_Required work_
Repeat the listing in full, exactly as it stands.
--------
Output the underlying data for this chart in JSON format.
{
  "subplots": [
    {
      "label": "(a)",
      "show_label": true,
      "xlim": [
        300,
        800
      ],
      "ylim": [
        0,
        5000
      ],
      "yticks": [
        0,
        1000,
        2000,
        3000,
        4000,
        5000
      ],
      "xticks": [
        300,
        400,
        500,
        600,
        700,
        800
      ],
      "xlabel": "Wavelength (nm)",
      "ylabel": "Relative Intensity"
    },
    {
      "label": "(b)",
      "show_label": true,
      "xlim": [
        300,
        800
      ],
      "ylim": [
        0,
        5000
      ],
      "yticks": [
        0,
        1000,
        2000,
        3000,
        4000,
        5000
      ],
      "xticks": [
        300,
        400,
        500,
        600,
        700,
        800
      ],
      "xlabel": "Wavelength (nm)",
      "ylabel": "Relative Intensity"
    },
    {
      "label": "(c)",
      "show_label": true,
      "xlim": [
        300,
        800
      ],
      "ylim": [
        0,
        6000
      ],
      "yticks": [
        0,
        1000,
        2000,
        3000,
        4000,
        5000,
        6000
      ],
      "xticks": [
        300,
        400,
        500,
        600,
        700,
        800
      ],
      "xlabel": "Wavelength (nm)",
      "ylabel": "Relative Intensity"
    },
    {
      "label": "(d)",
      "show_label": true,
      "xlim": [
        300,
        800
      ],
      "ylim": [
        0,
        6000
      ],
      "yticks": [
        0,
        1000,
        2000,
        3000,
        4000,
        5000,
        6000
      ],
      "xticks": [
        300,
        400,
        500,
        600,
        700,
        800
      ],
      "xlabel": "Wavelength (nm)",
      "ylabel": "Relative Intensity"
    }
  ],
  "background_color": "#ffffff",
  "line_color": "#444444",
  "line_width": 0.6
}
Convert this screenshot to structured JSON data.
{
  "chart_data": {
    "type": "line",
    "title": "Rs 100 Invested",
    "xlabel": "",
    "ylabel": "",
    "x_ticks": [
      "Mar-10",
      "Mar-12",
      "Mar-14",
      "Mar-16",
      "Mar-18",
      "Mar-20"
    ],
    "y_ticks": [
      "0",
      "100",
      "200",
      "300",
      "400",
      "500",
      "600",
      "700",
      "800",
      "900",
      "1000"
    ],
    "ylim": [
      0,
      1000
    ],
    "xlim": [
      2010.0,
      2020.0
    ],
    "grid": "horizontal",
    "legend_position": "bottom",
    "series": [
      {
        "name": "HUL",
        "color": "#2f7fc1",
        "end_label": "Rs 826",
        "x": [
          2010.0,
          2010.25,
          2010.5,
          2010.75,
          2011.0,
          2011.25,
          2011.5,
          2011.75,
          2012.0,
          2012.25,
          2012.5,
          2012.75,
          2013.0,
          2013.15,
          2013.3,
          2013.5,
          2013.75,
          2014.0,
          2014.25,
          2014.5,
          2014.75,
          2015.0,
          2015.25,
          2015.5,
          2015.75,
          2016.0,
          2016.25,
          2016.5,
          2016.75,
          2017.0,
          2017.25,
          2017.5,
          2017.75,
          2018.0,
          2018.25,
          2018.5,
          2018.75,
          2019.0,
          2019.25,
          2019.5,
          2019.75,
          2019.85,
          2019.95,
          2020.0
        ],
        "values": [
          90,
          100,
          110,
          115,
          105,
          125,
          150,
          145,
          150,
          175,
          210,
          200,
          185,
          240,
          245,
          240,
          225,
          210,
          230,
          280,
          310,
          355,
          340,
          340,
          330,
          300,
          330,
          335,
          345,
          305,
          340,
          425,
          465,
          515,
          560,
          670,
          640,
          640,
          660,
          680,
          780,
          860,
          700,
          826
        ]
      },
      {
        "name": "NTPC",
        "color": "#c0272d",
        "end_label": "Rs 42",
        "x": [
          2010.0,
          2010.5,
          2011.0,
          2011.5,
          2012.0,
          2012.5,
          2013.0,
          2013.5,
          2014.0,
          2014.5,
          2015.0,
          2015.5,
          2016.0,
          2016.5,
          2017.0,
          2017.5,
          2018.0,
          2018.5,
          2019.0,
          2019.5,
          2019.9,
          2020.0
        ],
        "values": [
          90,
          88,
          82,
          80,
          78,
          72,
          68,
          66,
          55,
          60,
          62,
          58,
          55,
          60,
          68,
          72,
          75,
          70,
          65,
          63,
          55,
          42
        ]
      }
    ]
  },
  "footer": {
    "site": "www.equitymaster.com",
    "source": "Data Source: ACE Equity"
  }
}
--------
_Exercise response_
Output the underlying data for this chart in JSON format.
{
  "subplots": [
    {
      "label": "(a)",
      "show_label": true,
      "xlim": [
        300,
        800
      ],
      "ylim": [
        0,
        5000
      ],
      "yticks": [
        0,
        1000,
        2000,
        3000,
        4000,
        5000
      ],
      "xticks": [
        300,
        400,
        500,
        600,
        700,
        800
      ],
      "xlabel": "Wavelength (nm)",
      "ylabel": "Relative Intensity"
    },
    {
      "label": "(b)",
      "show_label": true,
      "xlim": [
        300,
        800
      ],
      "ylim": [
        0,
        5000
      ],
      "yticks": [
        0,
        1000,
        2000,
        3000,
        4000,
        5000
      ],
      "xticks": [
        300,
        400,
        500,
        600,
        700,
        800
      ],
      "xlabel": "Wavelength (nm)",
      "ylabel": "Relative Intensity"
    },
    {
      "label": "(c)",
      "show_label": true,
      "xlim": [
        300,
        800
      ],
      "ylim": [
        0,
        6000
      ],
      "yticks": [
        0,
        1000,
        2000,
        3000,
        4000,
        5000,
        6000
      ],
      "xticks": [
        300,
        400,
        500,
        600,
        700,
        800
      ],
      "xlabel": "Wavelength (nm)",
      "ylabel": "Relative Intensity"
    },
    {
      "label": "(d)",
      "show_label": true,
      "xlim": [
        300,
        800
      ],
      "ylim": [
        0,
        6000
      ],
      "yticks": [
        0,
        1000,
        2000,
        3000,
        4000,
        5000,
        6000
      ],
      "xticks": [
        300,
        400,
        500,
        600,
        700,
        800
      ],
      "xlabel": "Wavelength (nm)",
      "ylabel": "Relative Intensity"
    }
  ],
  "background_color": "#ffffff",
  "line_color": "#444444",
  "line_width": 0.6
}
Convert this screenshot to structured JSON data.
{
  "chart_data": {
    "type": "line",
    "title": "Rs 100 Invested",
    "xlabel": "",
    "ylabel": "",
    "x_ticks": [
      "Mar-10",
      "Mar-12",
      "Mar-14",
      "Mar-16",
      "Mar-18",
      "Mar-20"
    ],
    "y_ticks": [
      "0",
      "100",
      "200",
      "300",
      "400",
      "500",
      "600",
      "700",
      "800",
      "900",
      "1000"
    ],
    "ylim": [
      0,
      1000
    ],
    "xlim": [
      2010.0,
      2020.0
    ],
    "grid": "horizontal",
    "legend_position": "bottom",
    "series": [
      {
        "name": "HUL",
        "color": "#2f7fc1",
        "end_label": "Rs 826",
        "x": [
          2010.0,
          2010.25,
          2010.5,
          2010.75,
          2011.0,
          2011.25,
          2011.5,
          2011.75,
          2012.0,
          2012.25,
          2012.5,
          2012.75,
          2013.0,
          2013.15,
          2013.3,
          2013.5,
          2013.75,
          2014.0,
          2014.25,
          2014.5,
          2014.75,
          2015.0,
          2015.25,
          2015.5,
          2015.75,
          2016.0,
          2016.25,
          2016.5,
          2016.75,
          2017.0,
          2017.25,
          2017.5,
          2017.75,
          2018.0,
          2018.25,
          2018.5,
          2018.75,
          2019.0,
          2019.25,
          2019.5,
          2019.75,
          2019.85,
          2019.95,
          2020.0
        ],
        "values": [
          90,
          100,
          110,
          115,
          105,
          125,
          150,
          145,
          150,
          175,
          210,
          200,
          185,
          240,
          245,
          240,
          225,
          210,
          230,
          280,
          310,
          355,
          340,
          340,
          330,
          300,
          330,
          335,
          345,
          305,
          340,
          425,
          465,
          515,
          560,
          670,
          640,
          640,
          660,
          680,
          780,
          860,
          700,
          826
        ]
      },
      {
        "name": "NTPC",
        "color": "#c0272d",
        "end_label": "Rs 42",
        "x": [
          2010.0,
          2010.5,
          2011.0,
          2011.5,
          2012.0,
          2012.5,
          2013.0,
          2013.5,
          2014.0,
          2014.5,
          2015.0,
          2015.5,
          2016.0,
          2016.5,
          2017.0,
          2017.5,
          2018.0,
          2018.5,
          2019.0,
          2019.5,
          2019.9,
          2020.0
        ],
        "values": [
          90,
          88,
          82,
          80,
          78,
          72,
          68,
          66,
          55,
          60,
          62,
          58,
          55,
          60,
          68,
          72,
          75,
          70,
          65,
          63,
          55,
          42
        ]
      }
    ]
  },
  "footer": {
    "site": "www.equitymaster.com",
    "source": "Data Source: ACE Equity"
  }
}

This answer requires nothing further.